--- begin Provided entries ---

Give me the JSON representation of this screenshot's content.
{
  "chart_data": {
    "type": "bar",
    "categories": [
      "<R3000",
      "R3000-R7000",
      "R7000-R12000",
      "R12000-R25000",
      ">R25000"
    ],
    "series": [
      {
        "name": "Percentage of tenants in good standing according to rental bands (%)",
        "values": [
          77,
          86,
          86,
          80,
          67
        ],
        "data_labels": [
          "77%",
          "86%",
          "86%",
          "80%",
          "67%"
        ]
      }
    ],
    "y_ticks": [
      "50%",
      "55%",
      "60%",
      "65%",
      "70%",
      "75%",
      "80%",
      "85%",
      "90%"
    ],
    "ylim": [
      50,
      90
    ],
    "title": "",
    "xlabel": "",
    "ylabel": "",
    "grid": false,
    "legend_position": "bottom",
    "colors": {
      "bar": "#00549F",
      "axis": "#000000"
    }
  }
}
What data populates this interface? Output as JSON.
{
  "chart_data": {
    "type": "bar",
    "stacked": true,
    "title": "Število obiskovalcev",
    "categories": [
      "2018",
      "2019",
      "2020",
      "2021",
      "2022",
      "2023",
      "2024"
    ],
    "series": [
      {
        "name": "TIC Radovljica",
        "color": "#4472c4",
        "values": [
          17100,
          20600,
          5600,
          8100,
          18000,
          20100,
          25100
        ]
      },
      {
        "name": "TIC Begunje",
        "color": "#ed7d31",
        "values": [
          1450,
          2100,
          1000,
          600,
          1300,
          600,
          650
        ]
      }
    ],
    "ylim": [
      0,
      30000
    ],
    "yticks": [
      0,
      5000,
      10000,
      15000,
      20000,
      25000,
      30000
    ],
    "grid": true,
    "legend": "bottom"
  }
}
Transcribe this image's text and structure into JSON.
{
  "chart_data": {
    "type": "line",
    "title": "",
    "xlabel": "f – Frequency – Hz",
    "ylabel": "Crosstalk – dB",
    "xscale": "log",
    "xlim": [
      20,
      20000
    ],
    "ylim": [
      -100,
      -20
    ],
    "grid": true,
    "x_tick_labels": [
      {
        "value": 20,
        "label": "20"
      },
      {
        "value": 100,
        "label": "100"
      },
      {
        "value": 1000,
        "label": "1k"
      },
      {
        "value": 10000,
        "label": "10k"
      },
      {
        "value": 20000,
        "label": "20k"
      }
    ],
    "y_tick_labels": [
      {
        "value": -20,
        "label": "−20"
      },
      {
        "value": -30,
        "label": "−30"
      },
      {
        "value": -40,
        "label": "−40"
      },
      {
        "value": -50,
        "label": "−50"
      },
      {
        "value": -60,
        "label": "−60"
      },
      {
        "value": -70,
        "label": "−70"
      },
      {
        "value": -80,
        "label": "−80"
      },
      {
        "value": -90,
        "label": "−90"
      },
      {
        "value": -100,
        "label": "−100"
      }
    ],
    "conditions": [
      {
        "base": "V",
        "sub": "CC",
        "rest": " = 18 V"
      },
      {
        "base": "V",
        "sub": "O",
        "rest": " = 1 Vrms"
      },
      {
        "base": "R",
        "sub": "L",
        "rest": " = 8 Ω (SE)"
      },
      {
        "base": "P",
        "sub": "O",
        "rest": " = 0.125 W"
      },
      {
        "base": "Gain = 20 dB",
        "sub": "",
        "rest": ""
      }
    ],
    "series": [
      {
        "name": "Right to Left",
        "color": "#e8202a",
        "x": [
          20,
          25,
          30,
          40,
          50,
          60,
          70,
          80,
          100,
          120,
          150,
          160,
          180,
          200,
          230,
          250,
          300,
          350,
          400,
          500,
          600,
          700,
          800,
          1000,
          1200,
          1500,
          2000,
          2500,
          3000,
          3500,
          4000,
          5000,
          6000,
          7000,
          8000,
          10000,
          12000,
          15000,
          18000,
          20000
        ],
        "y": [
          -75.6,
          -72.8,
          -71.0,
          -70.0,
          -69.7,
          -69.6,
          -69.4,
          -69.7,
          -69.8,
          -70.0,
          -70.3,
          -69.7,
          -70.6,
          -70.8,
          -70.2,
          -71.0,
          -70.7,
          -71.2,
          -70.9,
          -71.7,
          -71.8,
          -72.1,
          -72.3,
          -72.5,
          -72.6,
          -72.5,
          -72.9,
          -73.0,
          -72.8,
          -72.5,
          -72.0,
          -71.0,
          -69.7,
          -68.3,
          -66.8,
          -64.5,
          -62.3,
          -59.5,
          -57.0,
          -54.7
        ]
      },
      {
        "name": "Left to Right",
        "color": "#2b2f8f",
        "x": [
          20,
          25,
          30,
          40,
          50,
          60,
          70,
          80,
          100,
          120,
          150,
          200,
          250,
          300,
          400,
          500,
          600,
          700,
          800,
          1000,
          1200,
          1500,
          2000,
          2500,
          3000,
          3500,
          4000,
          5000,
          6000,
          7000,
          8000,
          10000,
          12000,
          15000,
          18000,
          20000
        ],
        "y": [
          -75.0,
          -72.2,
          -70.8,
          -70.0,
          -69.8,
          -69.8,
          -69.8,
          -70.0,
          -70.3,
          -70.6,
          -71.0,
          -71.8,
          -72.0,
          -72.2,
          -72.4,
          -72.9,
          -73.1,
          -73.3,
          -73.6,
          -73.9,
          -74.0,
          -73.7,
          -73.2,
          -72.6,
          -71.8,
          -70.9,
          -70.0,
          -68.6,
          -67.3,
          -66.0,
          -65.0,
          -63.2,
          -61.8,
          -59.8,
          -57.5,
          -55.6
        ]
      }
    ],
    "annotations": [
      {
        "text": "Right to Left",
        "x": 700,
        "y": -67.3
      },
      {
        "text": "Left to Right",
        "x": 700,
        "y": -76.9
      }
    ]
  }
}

--- end Provided entries ---

Stated goal:
Extract the entries above verbatim.

Completed exercise:
Give me the JSON representation of this screenshot's content.
{
  "chart_data": {
    "type": "bar",
    "categories": [
      "<R3000",
      "R3000-R7000",
      "R7000-R12000",
      "R12000-R25000",
      ">R25000"
    ],
    "series": [
      {
        "name": "Percentage of tenants in good standing according to rental bands (%)",
        "values": [
          77,
          86,
          86,
          80,
          67
        ],
        "data_labels": [
          "77%",
          "86%",
          "86%",
          "80%",
          "67%"
        ]
      }
    ],
    "y_ticks": [
      "50%",
      "55%",
      "60%",
      "65%",
      "70%",
      "75%",
      "80%",
      "85%",
      "90%"
    ],
    "ylim": [
      50,
      90
    ],
    "title": "",
    "xlabel": "",
    "ylabel": "",
    "grid": false,
    "legend_position": "bottom",
    "colors": {
      "bar": "#00549F",
      "axis": "#000000"
    }
  }
}
What data populates this interface? Output as JSON.
{
  "chart_data": {
    "type": "bar",
    "stacked": true,
    "title": "Število obiskovalcev",
    "categories": [
      "2018",
      "2019",
      "2020",
      "2021",
      "2022",
      "2023",
      "2024"
    ],
    "series": [
      {
        "name": "TIC Radovljica",
        "color": "#4472c4",
        "values": [
          17100,
          20600,
          5600,
          8100,
          18000,
          20100,
          25100
        ]
      },
      {
        "name": "TIC Begunje",
        "color": "#ed7d31",
        "values": [
          1450,
          2100,
          1000,
          600,
          1300,
          600,
          650
        ]
      }
    ],
    "ylim": [
      0,
      30000
    ],
    "yticks": [
      0,
      5000,
      10000,
      15000,
      20000,
      25000,
      30000
    ],
    "grid": true,
    "legend": "bottom"
  }
}
Transcribe this image's text and structure into JSON.
{
  "chart_data": {
    "type": "line",
    "title": "",
    "xlabel": "f – Frequency – Hz",
    "ylabel": "Crosstalk – dB",
    "xscale": "log",
    "xlim": [
      20,
      20000
    ],
    "ylim": [
      -100,
      -20
    ],
    "grid": true,
    "x_tick_labels": [
      {
        "value": 20,
        "label": "20"
      },
      {
        "value": 100,
        "label": "100"
      },
      {
        "value": 1000,
        "label": "1k"
      },
      {
        "value": 10000,
        "label": "10k"
      },
      {
        "value": 20000,
        "label": "20k"
      }
    ],
    "y_tick_labels": [
      {
        "value": -20,
        "label": "−20"
      },
      {
        "value": -30,
        "label": "−30"
      },
      {
        "value": -40,
        "label": "−40"
      },
      {
        "value": -50,
        "label": "−50"
      },
      {
        "value": -60,
        "label": "−60"
      },
      {
        "value": -70,
        "label": "−70"
      },
      {
        "value": -80,
        "label": "−80"
      },
      {
        "value": -90,
        "label": "−90"
      },
      {
        "value": -100,
        "label": "−100"
      }
    ],
    "conditions": [
      {
        "base": "V",
        "sub": "CC",
        "rest": " = 18 V"
      },
      {
        "base": "V",
        "sub": "O",
        "rest": " = 1 Vrms"
      },
      {
        "base": "R",
        "sub": "L",
        "rest": " = 8 Ω (SE)"
      },
      {
        "base": "P",
        "sub": "O",
        "rest": " = 0.125 W"
      },
      {
        "base": "Gain = 20 dB",
        "sub": "",
        "rest": ""
      }
    ],
    "series": [
      {
        "name": "Right to Left",
        "color": "#e8202a",
        "x": [
          20,
          25,
          30,
          40,
          50,
          60,
          70,
          80,
          100,
          120,
          150,
          160,
          180,
          200,
          230,
          250,
          300,
          350,
          400,
          500,
          600,
          700,
          800,
          1000,
          1200,
          1500,
          2000,
          2500,
          3000,
          3500,
          4000,
          5000,
          6000,
          7000,
          8000,
          10000,
          12000,
          15000,
          18000,
          20000
        ],
        "y": [
          -75.6,
          -72.8,
          -71.0,
          -70.0,
          -69.7,
          -69.6,
          -69.4,
          -69.7,
          -69.8,
          -70.0,
          -70.3,
          -69.7,
          -70.6,
          -70.8,
          -70.2,
          -71.0,
          -70.7,
          -71.2,
          -70.9,
          -71.7,
          -71.8,
          -72.1,
          -72.3,
          -72.5,
          -72.6,
          -72.5,
          -72.9,
          -73.0,
          -72.8,
          -72.5,
          -72.0,
          -71.0,
          -69.7,
          -68.3,
          -66.8,
          -64.5,
          -62.3,
          -59.5,
          -57.0,
          -54.7
        ]
      },
      {
        "name": "Left to Right",
        "color": "#2b2f8f",
        "x": [
          20,
          25,
          30,
          40,
          50,
          60,
          70,
          80,
          100,
          120,
          150,
          200,
          250,
          300,
          400,
          500,
          600,
          700,
          800,
          1000,
          1200,
          1500,
          2000,
          2500,
          3000,
          3500,
          4000,
          5000,
          6000,
          7000,
          8000,
          10000,
          12000,
          15000,
          18000,
          20000
        ],
        "y": [
          -75.0,
          -72.2,
          -70.8,
          -70.0,
          -69.8,
          -69.8,
          -69.8,
          -70.0,
          -70.3,
          -70.6,
          -71.0,
          -71.8,
          -72.0,
          -72.2,
          -72.4,
          -72.9,
          -73.1,
          -73.3,
          -73.6,
          -73.9,
          -74.0,
          -73.7,
          -73.2,
          -72.6,
          -71.8,
          -70.9,
          -70.0,
          -68.6,
          -67.3,
          -66.0,
          -65.0,
          -63.2,
          -61.8,
          -59.8,
          -57.5,
          -55.6
        ]
      }
    ],
    "annotations": [
      {
        "text": "Right to Left",
        "x": 700,
        "y": -67.3
      },
      {
        "text": "Left to Right",
        "x": 700,
        "y": -76.9
      }
    ]
  }
}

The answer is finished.